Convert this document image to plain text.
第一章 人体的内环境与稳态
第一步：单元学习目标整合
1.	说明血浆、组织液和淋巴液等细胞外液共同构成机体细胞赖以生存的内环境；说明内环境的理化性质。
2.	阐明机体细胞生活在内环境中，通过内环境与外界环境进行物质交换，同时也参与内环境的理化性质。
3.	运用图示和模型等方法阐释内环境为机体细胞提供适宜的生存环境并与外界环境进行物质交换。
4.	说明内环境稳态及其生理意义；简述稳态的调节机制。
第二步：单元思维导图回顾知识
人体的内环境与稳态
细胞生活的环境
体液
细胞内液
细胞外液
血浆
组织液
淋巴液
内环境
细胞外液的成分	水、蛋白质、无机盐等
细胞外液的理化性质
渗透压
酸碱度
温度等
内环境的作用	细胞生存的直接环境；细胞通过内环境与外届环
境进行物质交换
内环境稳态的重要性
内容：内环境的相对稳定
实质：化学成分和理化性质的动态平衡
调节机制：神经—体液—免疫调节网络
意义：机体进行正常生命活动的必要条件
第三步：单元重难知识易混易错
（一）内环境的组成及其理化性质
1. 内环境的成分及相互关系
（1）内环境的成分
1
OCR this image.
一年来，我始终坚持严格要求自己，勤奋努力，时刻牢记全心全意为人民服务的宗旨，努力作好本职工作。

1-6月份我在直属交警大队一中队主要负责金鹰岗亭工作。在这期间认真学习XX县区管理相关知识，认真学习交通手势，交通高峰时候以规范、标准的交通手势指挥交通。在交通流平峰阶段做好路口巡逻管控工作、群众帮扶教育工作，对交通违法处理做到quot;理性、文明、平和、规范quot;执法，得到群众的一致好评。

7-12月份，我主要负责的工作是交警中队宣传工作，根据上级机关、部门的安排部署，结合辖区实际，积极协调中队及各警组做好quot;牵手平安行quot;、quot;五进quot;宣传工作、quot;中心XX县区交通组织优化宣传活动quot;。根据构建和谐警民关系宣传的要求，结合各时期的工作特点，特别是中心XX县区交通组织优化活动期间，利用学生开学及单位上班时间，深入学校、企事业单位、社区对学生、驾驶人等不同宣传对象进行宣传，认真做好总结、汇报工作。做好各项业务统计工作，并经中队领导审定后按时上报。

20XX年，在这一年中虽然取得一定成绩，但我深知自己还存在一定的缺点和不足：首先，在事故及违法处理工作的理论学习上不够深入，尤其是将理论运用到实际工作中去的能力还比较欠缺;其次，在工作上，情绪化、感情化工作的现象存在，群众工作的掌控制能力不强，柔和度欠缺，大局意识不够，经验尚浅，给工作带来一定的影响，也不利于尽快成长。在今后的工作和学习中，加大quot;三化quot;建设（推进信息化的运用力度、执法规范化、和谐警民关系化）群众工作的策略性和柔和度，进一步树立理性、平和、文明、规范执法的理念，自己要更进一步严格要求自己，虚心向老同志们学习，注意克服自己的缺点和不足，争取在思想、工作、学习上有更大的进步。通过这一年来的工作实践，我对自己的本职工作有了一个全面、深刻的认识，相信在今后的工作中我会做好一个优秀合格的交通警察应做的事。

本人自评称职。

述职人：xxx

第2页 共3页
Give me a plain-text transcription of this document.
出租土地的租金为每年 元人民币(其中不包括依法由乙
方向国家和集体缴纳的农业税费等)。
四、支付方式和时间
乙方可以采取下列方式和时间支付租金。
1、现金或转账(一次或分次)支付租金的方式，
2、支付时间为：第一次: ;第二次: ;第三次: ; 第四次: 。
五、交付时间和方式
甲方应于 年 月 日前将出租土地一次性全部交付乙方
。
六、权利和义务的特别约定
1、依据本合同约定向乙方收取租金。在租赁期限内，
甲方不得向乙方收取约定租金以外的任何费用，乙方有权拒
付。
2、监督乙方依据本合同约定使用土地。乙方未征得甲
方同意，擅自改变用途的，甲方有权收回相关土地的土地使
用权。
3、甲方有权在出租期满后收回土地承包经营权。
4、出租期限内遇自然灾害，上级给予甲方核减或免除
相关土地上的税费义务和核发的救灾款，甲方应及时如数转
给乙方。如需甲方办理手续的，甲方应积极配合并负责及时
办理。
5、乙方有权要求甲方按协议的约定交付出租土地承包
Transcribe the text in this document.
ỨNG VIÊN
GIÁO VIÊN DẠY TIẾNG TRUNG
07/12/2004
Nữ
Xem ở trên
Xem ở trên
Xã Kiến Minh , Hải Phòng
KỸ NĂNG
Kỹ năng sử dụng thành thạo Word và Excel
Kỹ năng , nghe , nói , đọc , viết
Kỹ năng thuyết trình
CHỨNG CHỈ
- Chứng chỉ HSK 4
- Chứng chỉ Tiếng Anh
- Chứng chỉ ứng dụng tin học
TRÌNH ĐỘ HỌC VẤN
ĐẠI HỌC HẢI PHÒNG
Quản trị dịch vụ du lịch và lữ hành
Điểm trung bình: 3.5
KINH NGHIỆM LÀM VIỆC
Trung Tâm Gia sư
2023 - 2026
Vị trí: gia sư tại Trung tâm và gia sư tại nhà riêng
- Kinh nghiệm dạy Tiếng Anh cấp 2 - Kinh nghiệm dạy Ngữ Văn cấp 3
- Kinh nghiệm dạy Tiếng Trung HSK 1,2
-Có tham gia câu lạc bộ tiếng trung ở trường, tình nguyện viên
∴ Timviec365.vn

==*==

- [What needs to be done] Copy every line of the material, please, keeping it exactly the same.

- [Right answer]
Convert this document image to plain text.
第一章 人体的内环境与稳态
第一步：单元学习目标整合
1.	说明血浆、组织液和淋巴液等细胞外液共同构成机体细胞赖以生存的内环境；说明内环境的理化性质。
2.	阐明机体细胞生活在内环境中，通过内环境与外界环境进行物质交换，同时也参与内环境的理化性质。
3.	运用图示和模型等方法阐释内环境为机体细胞提供适宜的生存环境并与外界环境进行物质交换。
4.	说明内环境稳态及其生理意义；简述稳态的调节机制。
第二步：单元思维导图回顾知识
人体的内环境与稳态
细胞生活的环境
体液
细胞内液
细胞外液
血浆
组织液
淋巴液
内环境
细胞外液的成分	水、蛋白质、无机盐等
细胞外液的理化性质
渗透压
酸碱度
温度等
内环境的作用	细胞生存的直接环境；细胞通过内环境与外届环
境进行物质交换
内环境稳态的重要性
内容：内环境的相对稳定
实质：化学成分和理化性质的动态平衡
调节机制：神经—体液—免疫调节网络
意义：机体进行正常生命活动的必要条件
第三步：单元重难知识易混易错
（一）内环境的组成及其理化性质
1. 内环境的成分及相互关系
（1）内环境的成分
1
OCR this image.
一年来，我始终坚持严格要求自己，勤奋努力，时刻牢记全心全意为人民服务的宗旨，努力作好本职工作。

1-6月份我在直属交警大队一中队主要负责金鹰岗亭工作。在这期间认真学习XX县区管理相关知识，认真学习交通手势，交通高峰时候以规范、标准的交通手势指挥交通。在交通流平峰阶段做好路口巡逻管控工作、群众帮扶教育工作，对交通违法处理做到quot;理性、文明、平和、规范quot;执法，得到群众的一致好评。

7-12月份，我主要负责的工作是交警中队宣传工作，根据上级机关、部门的安排部署，结合辖区实际，积极协调中队及各警组做好quot;牵手平安行quot;、quot;五进quot;宣传工作、quot;中心XX县区交通组织优化宣传活动quot;。根据构建和谐警民关系宣传的要求，结合各时期的工作特点，特别是中心XX县区交通组织优化活动期间，利用学生开学及单位上班时间，深入学校、企事业单位、社区对学生、驾驶人等不同宣传对象进行宣传，认真做好总结、汇报工作。做好各项业务统计工作，并经中队领导审定后按时上报。

20XX年，在这一年中虽然取得一定成绩，但我深知自己还存在一定的缺点和不足：首先，在事故及违法处理工作的理论学习上不够深入，尤其是将理论运用到实际工作中去的能力还比较欠缺;其次，在工作上，情绪化、感情化工作的现象存在，群众工作的掌控制能力不强，柔和度欠缺，大局意识不够，经验尚浅，给工作带来一定的影响，也不利于尽快成长。在今后的工作和学习中，加大quot;三化quot;建设（推进信息化的运用力度、执法规范化、和谐警民关系化）群众工作的策略性和柔和度，进一步树立理性、平和、文明、规范执法的理念，自己要更进一步严格要求自己，虚心向老同志们学习，注意克服自己的缺点和不足，争取在思想、工作、学习上有更大的进步。通过这一年来的工作实践，我对自己的本职工作有了一个全面、深刻的认识，相信在今后的工作中我会做好一个优秀合格的交通警察应做的事。

本人自评称职。

述职人：xxx

第2页 共3页
Give me a plain-text transcription of this document.
出租土地的租金为每年 元人民币(其中不包括依法由乙
方向国家和集体缴纳的农业税费等)。
四、支付方式和时间
乙方可以采取下列方式和时间支付租金。
1、现金或转账(一次或分次)支付租金的方式，
2、支付时间为：第一次: ;第二次: ;第三次: ; 第四次: 。
五、交付时间和方式
甲方应于 年 月 日前将出租土地一次性全部交付乙方
。
六、权利和义务的特别约定
1、依据本合同约定向乙方收取租金。在租赁期限内，
甲方不得向乙方收取约定租金以外的任何费用，乙方有权拒
付。
2、监督乙方依据本合同约定使用土地。乙方未征得甲
方同意，擅自改变用途的，甲方有权收回相关土地的土地使
用权。
3、甲方有权在出租期满后收回土地承包经营权。
4、出租期限内遇自然灾害，上级给予甲方核减或免除
相关土地上的税费义务和核发的救灾款，甲方应及时如数转
给乙方。如需甲方办理手续的，甲方应积极配合并负责及时
办理。
5、乙方有权要求甲方按协议的约定交付出租土地承包
Transcribe the text in this document.
ỨNG VIÊN
GIÁO VIÊN DẠY TIẾNG TRUNG
07/12/2004
Nữ
Xem ở trên
Xem ở trên
Xã Kiến Minh , Hải Phòng
KỸ NĂNG
Kỹ năng sử dụng thành thạo Word và Excel
Kỹ năng , nghe , nói , đọc , viết
Kỹ năng thuyết trình
CHỨNG CHỈ
- Chứng chỉ HSK 4
- Chứng chỉ Tiếng Anh
- Chứng chỉ ứng dụng tin học
TRÌNH ĐỘ HỌC VẤN
ĐẠI HỌC HẢI PHÒNG
Quản trị dịch vụ du lịch và lữ hành
Điểm trung bình: 3.5
KINH NGHIỆM LÀM VIỆC
Trung Tâm Gia sư
2023 - 2026
Vị trí: gia sư tại Trung tâm và gia sư tại nhà riêng
- Kinh nghiệm dạy Tiếng Anh cấp 2 - Kinh nghiệm dạy Ngữ Văn cấp 3
- Kinh nghiệm dạy Tiếng Trung HSK 1,2
-Có tham gia câu lạc bộ tiếng trung ở trường, tình nguyện viên
∴ Timviec365.vn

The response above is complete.